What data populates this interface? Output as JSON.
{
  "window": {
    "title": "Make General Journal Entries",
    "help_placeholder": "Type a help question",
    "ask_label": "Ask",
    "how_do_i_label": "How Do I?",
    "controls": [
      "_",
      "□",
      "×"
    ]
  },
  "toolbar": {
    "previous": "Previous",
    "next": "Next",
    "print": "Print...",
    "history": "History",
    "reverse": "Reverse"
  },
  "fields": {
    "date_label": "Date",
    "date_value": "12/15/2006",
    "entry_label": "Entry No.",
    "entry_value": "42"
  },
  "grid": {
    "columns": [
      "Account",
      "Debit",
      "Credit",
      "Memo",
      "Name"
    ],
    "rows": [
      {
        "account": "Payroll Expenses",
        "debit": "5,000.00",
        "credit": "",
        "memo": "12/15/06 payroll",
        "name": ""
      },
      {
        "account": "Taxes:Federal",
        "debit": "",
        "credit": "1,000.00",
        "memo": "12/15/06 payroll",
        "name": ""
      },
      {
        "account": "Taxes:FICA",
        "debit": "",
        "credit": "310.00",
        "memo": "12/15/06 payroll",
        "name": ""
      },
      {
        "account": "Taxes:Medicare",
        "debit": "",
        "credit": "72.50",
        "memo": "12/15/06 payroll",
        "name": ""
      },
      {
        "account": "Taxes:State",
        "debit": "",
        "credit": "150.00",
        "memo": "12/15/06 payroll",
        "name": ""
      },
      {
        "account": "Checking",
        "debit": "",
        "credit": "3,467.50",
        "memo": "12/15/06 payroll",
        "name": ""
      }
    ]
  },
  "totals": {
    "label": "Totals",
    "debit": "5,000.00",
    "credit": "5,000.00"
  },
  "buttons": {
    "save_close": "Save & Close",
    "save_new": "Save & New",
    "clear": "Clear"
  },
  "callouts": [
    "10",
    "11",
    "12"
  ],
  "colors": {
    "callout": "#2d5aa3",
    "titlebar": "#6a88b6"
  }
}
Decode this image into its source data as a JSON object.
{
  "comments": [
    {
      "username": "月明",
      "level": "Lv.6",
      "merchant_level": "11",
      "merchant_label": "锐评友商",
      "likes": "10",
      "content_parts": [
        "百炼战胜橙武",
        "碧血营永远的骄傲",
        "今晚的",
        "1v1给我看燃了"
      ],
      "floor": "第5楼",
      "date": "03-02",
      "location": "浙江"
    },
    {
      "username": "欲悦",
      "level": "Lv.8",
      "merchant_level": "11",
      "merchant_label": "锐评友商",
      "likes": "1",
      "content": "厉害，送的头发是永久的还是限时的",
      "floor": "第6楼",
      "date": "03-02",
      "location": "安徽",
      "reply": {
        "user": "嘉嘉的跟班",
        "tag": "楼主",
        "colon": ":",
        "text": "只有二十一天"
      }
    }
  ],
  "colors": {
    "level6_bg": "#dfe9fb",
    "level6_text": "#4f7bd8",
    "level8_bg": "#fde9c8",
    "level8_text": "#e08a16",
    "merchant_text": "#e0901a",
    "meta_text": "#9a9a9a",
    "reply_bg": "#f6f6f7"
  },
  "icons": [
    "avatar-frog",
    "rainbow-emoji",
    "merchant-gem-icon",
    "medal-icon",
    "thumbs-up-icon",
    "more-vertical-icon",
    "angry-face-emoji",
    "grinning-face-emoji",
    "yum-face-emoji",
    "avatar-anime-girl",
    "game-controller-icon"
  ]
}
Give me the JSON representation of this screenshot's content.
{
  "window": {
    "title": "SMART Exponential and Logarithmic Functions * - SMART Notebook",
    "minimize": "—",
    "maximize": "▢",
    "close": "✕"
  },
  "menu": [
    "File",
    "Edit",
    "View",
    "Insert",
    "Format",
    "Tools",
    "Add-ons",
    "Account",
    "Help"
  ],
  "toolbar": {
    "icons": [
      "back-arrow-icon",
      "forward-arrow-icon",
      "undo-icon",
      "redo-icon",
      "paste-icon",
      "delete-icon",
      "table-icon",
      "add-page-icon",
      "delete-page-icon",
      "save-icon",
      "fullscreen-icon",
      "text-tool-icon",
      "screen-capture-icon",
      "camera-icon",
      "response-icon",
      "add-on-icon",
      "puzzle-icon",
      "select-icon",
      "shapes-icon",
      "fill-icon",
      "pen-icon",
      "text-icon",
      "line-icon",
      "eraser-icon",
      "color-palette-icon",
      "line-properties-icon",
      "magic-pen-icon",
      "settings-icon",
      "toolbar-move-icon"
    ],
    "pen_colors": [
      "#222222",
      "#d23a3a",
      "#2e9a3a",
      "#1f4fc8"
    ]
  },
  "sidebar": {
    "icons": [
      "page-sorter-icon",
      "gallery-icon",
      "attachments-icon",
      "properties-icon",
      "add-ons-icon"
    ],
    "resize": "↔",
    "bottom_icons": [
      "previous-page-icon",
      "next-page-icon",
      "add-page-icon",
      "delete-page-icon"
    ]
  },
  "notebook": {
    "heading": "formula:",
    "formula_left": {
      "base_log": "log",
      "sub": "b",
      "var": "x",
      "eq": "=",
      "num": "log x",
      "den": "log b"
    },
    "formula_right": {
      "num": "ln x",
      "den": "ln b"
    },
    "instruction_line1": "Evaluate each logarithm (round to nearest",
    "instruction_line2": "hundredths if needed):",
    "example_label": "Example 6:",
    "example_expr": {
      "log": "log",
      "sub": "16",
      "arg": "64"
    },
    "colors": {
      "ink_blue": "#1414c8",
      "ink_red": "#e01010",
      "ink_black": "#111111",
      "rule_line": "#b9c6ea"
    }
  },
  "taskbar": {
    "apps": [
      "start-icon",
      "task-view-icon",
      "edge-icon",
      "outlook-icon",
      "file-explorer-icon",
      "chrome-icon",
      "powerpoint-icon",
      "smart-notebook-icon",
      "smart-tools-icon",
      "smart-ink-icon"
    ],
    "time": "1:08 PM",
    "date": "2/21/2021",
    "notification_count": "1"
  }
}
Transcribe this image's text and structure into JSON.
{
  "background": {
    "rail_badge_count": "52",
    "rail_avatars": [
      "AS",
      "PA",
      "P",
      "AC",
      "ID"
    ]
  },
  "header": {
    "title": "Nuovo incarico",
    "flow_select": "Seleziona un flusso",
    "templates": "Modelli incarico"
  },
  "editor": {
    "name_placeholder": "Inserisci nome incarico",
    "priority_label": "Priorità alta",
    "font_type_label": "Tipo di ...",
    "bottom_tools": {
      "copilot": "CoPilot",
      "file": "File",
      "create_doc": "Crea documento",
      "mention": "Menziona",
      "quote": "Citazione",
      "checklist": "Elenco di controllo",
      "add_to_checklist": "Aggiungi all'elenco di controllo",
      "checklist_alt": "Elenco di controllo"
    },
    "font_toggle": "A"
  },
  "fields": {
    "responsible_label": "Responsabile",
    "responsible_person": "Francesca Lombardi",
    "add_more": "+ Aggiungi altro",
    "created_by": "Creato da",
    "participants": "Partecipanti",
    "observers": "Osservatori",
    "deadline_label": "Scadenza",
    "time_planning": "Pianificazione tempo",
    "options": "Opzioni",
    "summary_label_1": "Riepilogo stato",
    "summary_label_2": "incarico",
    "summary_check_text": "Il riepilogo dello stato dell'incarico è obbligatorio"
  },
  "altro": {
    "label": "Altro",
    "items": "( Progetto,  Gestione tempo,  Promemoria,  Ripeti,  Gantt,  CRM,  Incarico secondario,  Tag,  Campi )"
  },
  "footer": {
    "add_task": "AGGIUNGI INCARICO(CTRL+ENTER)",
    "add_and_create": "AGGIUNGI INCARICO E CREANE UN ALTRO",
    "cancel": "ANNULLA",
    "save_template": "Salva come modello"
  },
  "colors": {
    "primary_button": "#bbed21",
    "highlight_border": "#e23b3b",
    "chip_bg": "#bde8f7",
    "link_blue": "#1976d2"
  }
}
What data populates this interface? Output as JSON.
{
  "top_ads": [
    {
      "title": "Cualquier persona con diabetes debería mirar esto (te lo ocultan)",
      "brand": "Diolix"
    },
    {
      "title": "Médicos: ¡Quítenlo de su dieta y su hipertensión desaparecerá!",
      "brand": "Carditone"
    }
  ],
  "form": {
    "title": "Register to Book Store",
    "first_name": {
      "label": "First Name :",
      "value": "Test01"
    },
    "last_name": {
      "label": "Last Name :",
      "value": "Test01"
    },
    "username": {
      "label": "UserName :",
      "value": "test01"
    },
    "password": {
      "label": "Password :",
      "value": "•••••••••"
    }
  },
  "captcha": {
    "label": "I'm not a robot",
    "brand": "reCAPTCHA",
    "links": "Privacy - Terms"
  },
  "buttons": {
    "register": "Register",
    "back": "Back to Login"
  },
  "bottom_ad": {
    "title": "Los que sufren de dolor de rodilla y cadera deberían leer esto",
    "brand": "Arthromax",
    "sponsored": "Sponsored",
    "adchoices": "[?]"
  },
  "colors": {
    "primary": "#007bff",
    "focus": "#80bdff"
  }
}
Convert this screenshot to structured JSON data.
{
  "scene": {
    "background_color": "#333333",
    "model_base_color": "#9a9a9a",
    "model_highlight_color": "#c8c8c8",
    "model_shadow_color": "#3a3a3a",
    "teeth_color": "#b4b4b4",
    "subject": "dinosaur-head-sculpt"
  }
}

##########

◆ DIRECTION
Only the number is wanted: how many lines contain the string "emoji"?

◆ RESULT OF THIS EXERCISE
4